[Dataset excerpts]
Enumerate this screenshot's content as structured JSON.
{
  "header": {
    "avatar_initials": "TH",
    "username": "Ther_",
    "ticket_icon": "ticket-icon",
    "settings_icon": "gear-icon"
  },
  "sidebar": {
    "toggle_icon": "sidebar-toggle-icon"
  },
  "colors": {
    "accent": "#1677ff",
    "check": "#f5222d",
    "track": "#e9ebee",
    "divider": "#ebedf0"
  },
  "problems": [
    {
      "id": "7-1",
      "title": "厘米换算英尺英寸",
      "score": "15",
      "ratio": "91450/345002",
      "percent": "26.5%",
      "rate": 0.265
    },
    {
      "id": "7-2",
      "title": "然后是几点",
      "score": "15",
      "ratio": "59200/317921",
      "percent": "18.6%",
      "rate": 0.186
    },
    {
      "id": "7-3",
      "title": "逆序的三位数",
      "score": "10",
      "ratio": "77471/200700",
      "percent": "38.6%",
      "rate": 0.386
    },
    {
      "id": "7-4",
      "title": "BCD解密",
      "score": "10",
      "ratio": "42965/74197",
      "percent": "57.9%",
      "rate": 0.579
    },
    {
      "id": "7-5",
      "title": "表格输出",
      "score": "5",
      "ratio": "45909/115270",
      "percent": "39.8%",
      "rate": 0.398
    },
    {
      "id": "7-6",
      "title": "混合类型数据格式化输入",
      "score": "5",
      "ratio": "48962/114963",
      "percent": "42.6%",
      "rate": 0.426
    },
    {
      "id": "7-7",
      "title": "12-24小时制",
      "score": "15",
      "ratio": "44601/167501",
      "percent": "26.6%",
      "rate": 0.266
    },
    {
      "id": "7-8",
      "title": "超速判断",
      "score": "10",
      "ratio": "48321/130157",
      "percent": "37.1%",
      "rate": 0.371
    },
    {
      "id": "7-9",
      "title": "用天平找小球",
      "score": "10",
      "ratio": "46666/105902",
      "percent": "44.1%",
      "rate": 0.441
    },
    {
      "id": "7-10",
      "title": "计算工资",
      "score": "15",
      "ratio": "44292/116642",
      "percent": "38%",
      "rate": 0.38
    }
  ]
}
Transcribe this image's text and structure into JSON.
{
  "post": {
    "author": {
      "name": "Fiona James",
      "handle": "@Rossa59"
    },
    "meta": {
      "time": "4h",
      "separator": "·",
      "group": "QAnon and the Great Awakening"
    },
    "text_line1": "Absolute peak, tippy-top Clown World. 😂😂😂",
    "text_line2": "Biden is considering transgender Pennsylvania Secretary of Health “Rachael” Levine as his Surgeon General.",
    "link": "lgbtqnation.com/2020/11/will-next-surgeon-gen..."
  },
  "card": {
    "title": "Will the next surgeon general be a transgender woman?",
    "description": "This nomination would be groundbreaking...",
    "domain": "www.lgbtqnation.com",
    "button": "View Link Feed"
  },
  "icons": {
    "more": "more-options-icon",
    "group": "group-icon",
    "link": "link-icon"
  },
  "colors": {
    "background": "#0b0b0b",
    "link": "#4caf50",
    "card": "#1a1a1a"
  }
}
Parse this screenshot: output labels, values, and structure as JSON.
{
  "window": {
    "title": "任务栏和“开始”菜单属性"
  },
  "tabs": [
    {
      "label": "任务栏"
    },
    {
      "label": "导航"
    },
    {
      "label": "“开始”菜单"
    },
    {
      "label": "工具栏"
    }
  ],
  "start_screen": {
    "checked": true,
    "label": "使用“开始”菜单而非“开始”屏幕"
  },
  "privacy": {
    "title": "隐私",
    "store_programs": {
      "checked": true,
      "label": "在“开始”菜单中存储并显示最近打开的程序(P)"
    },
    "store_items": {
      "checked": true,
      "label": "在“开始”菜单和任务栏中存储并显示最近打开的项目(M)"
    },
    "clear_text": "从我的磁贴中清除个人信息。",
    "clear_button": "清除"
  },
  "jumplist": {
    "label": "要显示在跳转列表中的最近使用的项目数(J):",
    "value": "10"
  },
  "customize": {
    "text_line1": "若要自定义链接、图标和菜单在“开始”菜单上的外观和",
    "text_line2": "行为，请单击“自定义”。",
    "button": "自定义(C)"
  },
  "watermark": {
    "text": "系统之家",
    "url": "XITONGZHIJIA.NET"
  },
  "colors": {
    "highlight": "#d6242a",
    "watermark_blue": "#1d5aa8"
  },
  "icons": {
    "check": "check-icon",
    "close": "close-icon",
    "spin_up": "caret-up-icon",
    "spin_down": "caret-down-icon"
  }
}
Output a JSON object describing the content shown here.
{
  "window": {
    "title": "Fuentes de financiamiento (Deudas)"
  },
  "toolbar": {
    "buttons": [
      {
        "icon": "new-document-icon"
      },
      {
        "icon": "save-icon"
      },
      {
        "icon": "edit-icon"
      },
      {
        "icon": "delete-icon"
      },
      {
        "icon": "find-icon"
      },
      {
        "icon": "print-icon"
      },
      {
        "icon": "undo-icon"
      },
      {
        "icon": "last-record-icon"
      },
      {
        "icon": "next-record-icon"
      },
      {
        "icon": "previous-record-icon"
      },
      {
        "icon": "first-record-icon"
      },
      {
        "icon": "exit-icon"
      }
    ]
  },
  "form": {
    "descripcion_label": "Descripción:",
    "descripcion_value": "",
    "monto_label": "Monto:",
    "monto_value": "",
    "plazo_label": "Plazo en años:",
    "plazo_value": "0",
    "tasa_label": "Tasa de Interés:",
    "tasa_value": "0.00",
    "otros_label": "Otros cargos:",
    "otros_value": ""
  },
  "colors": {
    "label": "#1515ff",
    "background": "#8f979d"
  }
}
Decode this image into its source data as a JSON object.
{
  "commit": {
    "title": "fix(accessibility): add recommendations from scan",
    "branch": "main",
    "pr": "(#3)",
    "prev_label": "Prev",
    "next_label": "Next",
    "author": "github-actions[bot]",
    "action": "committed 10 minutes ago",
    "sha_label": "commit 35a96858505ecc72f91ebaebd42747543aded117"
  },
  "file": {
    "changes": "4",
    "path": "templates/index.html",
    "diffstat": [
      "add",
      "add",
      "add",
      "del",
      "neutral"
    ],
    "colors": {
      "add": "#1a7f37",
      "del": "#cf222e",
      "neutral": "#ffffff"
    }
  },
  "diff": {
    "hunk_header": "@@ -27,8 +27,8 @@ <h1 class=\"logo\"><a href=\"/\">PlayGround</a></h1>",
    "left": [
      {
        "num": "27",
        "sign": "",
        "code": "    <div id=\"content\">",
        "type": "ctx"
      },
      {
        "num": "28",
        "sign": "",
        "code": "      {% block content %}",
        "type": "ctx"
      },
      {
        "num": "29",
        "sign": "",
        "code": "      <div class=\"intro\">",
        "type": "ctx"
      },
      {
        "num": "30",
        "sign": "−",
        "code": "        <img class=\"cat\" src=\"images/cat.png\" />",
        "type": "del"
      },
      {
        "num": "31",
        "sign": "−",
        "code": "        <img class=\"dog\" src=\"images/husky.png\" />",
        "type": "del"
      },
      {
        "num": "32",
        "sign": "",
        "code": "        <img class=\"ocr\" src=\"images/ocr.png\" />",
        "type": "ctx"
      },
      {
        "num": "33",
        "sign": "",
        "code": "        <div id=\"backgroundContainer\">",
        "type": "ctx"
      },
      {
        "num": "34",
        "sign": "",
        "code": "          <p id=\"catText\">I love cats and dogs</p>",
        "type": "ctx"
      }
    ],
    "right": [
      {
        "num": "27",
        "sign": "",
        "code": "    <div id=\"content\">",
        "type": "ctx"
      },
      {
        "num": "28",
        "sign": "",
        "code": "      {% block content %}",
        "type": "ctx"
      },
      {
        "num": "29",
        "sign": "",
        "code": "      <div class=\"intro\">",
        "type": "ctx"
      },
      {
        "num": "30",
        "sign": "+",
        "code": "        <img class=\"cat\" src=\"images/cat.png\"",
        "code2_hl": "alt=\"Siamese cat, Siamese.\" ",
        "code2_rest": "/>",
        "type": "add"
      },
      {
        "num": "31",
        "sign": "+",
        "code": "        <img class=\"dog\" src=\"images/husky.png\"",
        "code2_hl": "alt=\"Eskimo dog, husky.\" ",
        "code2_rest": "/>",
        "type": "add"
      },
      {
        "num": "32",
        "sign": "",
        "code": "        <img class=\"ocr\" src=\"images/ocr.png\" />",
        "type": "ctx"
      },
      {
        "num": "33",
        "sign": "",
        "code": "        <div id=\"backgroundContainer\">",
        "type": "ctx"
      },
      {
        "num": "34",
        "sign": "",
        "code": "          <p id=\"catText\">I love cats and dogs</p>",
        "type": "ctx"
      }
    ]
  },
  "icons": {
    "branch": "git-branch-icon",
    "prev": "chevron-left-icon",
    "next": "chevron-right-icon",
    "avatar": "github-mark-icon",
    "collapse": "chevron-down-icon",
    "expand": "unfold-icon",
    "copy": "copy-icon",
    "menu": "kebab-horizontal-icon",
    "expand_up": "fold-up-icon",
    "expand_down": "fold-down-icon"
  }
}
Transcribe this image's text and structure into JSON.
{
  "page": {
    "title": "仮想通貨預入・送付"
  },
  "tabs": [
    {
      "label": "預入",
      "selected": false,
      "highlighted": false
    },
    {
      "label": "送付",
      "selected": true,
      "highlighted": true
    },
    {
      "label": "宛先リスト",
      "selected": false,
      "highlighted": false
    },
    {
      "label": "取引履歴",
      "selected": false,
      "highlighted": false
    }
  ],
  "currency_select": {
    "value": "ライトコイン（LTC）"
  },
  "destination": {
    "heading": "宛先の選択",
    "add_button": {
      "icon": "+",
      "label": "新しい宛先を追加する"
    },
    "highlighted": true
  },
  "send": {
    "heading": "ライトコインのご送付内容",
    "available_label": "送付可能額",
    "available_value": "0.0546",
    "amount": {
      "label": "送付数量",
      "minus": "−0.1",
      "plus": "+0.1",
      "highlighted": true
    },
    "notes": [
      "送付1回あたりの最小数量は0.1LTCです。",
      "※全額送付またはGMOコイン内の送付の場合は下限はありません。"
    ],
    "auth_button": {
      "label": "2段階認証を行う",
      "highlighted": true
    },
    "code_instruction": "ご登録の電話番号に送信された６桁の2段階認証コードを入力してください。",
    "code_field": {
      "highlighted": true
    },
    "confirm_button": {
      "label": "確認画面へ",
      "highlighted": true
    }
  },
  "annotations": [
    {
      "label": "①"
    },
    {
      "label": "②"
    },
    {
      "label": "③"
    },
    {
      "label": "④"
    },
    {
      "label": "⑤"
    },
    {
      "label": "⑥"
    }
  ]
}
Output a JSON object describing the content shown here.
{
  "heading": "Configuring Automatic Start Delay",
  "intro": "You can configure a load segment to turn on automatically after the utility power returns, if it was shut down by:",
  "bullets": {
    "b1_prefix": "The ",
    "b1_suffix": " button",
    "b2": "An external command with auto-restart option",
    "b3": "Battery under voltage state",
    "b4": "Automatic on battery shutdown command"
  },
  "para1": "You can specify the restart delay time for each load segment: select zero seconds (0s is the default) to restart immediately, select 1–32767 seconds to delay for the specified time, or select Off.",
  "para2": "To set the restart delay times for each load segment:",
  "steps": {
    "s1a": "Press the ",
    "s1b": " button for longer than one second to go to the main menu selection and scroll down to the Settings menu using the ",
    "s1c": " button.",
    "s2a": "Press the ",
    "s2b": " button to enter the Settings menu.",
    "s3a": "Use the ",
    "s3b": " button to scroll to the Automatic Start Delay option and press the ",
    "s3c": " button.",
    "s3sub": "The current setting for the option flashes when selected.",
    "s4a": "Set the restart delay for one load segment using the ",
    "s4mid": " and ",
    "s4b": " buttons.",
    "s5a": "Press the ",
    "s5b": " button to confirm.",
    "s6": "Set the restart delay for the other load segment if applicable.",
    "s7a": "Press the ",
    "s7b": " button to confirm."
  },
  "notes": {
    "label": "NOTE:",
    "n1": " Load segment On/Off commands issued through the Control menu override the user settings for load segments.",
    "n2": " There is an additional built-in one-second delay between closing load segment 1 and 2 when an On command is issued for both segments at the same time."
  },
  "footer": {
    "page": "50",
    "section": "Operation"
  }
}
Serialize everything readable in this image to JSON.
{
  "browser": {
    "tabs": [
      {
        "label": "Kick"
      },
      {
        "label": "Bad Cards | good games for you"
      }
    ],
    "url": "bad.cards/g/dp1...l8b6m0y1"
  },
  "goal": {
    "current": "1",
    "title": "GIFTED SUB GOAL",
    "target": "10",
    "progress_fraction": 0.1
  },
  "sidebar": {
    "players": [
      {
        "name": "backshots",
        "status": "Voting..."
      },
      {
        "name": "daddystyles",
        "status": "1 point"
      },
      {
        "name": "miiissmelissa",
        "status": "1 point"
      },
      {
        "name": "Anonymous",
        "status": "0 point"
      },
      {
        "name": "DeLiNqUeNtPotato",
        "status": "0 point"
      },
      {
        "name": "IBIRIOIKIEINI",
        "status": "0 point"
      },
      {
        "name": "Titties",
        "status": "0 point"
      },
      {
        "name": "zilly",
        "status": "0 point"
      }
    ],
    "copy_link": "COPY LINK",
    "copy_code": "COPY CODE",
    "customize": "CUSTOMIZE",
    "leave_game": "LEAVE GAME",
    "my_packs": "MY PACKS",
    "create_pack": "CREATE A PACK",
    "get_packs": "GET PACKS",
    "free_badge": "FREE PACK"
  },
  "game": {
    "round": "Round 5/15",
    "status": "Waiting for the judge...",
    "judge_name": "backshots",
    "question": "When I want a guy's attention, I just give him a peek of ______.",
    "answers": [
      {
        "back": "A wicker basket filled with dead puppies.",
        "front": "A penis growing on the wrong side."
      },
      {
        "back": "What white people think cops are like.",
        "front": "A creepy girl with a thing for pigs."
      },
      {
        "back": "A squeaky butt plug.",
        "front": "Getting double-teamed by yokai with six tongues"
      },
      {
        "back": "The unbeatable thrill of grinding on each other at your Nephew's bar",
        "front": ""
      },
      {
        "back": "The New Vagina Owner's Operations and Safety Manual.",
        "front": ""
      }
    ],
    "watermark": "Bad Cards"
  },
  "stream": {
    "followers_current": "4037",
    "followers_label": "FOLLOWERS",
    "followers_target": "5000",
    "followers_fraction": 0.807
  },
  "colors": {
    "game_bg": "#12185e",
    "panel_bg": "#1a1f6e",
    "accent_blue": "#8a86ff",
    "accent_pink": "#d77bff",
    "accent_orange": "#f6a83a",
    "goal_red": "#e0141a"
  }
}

▶ **Goal of the exercise**
Using the records above, select and copy every line that has the word "with".

▶ **Complete answer**
    "b2": "An external command with auto-restart option",
        "back": "A wicker basket filled with dead puppies.",
        "front": "A creepy girl with a thing for pigs."
        "front": "Getting double-teamed by yokai with six tongues"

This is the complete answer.